SET EXERCISE – Each record must be retyped in full. No character may differ.
################
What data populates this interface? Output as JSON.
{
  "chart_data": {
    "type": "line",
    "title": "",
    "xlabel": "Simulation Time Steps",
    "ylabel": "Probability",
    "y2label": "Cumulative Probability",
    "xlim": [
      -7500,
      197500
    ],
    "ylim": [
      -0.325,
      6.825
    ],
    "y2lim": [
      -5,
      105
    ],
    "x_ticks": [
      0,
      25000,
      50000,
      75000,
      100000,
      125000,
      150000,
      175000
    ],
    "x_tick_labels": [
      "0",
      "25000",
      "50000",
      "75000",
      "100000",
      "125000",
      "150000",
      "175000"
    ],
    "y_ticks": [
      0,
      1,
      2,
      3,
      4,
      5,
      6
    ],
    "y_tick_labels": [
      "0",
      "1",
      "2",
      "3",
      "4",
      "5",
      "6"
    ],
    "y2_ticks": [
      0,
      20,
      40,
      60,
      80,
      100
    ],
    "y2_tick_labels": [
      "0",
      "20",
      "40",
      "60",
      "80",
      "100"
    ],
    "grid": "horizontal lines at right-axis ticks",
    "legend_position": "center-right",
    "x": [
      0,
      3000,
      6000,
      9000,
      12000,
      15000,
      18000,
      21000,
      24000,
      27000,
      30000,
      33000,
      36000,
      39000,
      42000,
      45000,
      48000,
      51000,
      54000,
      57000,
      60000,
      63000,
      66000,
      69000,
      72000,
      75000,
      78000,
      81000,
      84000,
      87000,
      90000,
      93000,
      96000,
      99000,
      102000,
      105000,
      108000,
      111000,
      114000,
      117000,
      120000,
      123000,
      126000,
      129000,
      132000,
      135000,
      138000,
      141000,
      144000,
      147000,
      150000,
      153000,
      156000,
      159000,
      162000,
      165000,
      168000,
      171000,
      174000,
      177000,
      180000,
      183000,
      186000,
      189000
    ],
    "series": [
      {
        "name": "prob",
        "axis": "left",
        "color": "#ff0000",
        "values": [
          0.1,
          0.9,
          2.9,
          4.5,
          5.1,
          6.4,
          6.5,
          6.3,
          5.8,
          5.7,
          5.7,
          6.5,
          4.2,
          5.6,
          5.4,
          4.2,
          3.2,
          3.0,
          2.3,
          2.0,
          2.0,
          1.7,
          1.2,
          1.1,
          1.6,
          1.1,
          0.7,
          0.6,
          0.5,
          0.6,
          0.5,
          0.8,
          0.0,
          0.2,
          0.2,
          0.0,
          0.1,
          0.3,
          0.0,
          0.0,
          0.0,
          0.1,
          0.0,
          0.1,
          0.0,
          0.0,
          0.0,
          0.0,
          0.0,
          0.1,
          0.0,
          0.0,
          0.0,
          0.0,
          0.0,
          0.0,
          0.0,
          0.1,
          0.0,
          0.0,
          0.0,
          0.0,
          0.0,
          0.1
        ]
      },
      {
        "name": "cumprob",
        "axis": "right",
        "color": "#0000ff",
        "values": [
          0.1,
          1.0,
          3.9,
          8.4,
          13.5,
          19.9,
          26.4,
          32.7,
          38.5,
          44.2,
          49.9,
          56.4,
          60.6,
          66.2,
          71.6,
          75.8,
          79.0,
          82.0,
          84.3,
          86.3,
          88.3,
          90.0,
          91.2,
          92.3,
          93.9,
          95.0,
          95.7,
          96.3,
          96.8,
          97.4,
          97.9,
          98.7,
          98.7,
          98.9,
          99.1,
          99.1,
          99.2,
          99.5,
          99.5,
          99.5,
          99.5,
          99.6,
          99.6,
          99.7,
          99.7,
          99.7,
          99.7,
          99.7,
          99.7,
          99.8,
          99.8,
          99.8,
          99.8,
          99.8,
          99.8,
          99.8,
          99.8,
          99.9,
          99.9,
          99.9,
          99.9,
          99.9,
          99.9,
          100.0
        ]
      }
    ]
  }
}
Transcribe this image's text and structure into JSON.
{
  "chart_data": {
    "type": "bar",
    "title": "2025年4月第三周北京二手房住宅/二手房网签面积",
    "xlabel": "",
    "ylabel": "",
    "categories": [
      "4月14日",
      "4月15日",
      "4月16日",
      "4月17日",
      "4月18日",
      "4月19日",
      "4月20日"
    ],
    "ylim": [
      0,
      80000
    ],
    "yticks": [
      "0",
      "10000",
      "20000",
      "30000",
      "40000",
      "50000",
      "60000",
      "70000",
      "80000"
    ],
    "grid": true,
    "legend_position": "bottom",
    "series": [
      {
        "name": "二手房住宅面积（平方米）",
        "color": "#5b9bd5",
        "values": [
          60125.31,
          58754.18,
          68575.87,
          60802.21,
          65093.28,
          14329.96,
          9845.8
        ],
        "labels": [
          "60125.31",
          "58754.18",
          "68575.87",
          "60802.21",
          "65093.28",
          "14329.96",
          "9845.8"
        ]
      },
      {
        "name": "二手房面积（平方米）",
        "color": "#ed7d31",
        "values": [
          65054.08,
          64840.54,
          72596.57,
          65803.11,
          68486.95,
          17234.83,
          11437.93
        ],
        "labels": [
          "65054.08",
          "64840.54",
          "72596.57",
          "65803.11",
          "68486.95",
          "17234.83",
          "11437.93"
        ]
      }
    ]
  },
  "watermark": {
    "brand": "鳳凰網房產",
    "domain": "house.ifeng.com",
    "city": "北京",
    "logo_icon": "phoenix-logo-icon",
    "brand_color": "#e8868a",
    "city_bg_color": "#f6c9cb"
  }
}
################
WRITTEN ANSWER –
What data populates this interface? Output as JSON.
{
  "chart_data": {
    "type": "line",
    "title": "",
    "xlabel": "Simulation Time Steps",
    "ylabel": "Probability",
    "y2label": "Cumulative Probability",
    "xlim": [
      -7500,
      197500
    ],
    "ylim": [
      -0.325,
      6.825
    ],
    "y2lim": [
      -5,
      105
    ],
    "x_ticks": [
      0,
      25000,
      50000,
      75000,
      100000,
      125000,
      150000,
      175000
    ],
    "x_tick_labels": [
      "0",
      "25000",
      "50000",
      "75000",
      "100000",
      "125000",
      "150000",
      "175000"
    ],
    "y_ticks": [
      0,
      1,
      2,
      3,
      4,
      5,
      6
    ],
    "y_tick_labels": [
      "0",
      "1",
      "2",
      "3",
      "4",
      "5",
      "6"
    ],
    "y2_ticks": [
      0,
      20,
      40,
      60,
      80,
      100
    ],
    "y2_tick_labels": [
      "0",
      "20",
      "40",
      "60",
      "80",
      "100"
    ],
    "grid": "horizontal lines at right-axis ticks",
    "legend_position": "center-right",
    "x": [
      0,
      3000,
      6000,
      9000,
      12000,
      15000,
      18000,
      21000,
      24000,
      27000,
      30000,
      33000,
      36000,
      39000,
      42000,
      45000,
      48000,
      51000,
      54000,
      57000,
      60000,
      63000,
      66000,
      69000,
      72000,
      75000,
      78000,
      81000,
      84000,
      87000,
      90000,
      93000,
      96000,
      99000,
      102000,
      105000,
      108000,
      111000,
      114000,
      117000,
      120000,
      123000,
      126000,
      129000,
      132000,
      135000,
      138000,
      141000,
      144000,
      147000,
      150000,
      153000,
      156000,
      159000,
      162000,
      165000,
      168000,
      171000,
      174000,
      177000,
      180000,
      183000,
      186000,
      189000
    ],
    "series": [
      {
        "name": "prob",
        "axis": "left",
        "color": "#ff0000",
        "values": [
          0.1,
          0.9,
          2.9,
          4.5,
          5.1,
          6.4,
          6.5,
          6.3,
          5.8,
          5.7,
          5.7,
          6.5,
          4.2,
          5.6,
          5.4,
          4.2,
          3.2,
          3.0,
          2.3,
          2.0,
          2.0,
          1.7,
          1.2,
          1.1,
          1.6,
          1.1,
          0.7,
          0.6,
          0.5,
          0.6,
          0.5,
          0.8,
          0.0,
          0.2,
          0.2,
          0.0,
          0.1,
          0.3,
          0.0,
          0.0,
          0.0,
          0.1,
          0.0,
          0.1,
          0.0,
          0.0,
          0.0,
          0.0,
          0.0,
          0.1,
          0.0,
          0.0,
          0.0,
          0.0,
          0.0,
          0.0,
          0.0,
          0.1,
          0.0,
          0.0,
          0.0,
          0.0,
          0.0,
          0.1
        ]
      },
      {
        "name": "cumprob",
        "axis": "right",
        "color": "#0000ff",
        "values": [
          0.1,
          1.0,
          3.9,
          8.4,
          13.5,
          19.9,
          26.4,
          32.7,
          38.5,
          44.2,
          49.9,
          56.4,
          60.6,
          66.2,
          71.6,
          75.8,
          79.0,
          82.0,
          84.3,
          86.3,
          88.3,
          90.0,
          91.2,
          92.3,
          93.9,
          95.0,
          95.7,
          96.3,
          96.8,
          97.4,
          97.9,
          98.7,
          98.7,
          98.9,
          99.1,
          99.1,
          99.2,
          99.5,
          99.5,
          99.5,
          99.5,
          99.6,
          99.6,
          99.7,
          99.7,
          99.7,
          99.7,
          99.7,
          99.7,
          99.8,
          99.8,
          99.8,
          99.8,
          99.8,
          99.8,
          99.8,
          99.8,
          99.9,
          99.9,
          99.9,
          99.9,
          99.9,
          99.9,
          100.0
        ]
      }
    ]
  }
}
Transcribe this image's text and structure into JSON.
{
  "chart_data": {
    "type": "bar",
    "title": "2025年4月第三周北京二手房住宅/二手房网签面积",
    "xlabel": "",
    "ylabel": "",
    "categories": [
      "4月14日",
      "4月15日",
      "4月16日",
      "4月17日",
      "4月18日",
      "4月19日",
      "4月20日"
    ],
    "ylim": [
      0,
      80000
    ],
    "yticks": [
      "0",
      "10000",
      "20000",
      "30000",
      "40000",
      "50000",
      "60000",
      "70000",
      "80000"
    ],
    "grid": true,
    "legend_position": "bottom",
    "series": [
      {
        "name": "二手房住宅面积（平方米）",
        "color": "#5b9bd5",
        "values": [
          60125.31,
          58754.18,
          68575.87,
          60802.21,
          65093.28,
          14329.96,
          9845.8
        ],
        "labels": [
          "60125.31",
          "58754.18",
          "68575.87",
          "60802.21",
          "65093.28",
          "14329.96",
          "9845.8"
        ]
      },
      {
        "name": "二手房面积（平方米）",
        "color": "#ed7d31",
        "values": [
          65054.08,
          64840.54,
          72596.57,
          65803.11,
          68486.95,
          17234.83,
          11437.93
        ],
        "labels": [
          "65054.08",
          "64840.54",
          "72596.57",
          "65803.11",
          "68486.95",
          "17234.83",
          "11437.93"
        ]
      }
    ]
  },
  "watermark": {
    "brand": "鳳凰網房產",
    "domain": "house.ifeng.com",
    "city": "北京",
    "logo_icon": "phoenix-logo-icon",
    "brand_color": "#e8868a",
    "city_bg_color": "#f6c9cb"
  }
}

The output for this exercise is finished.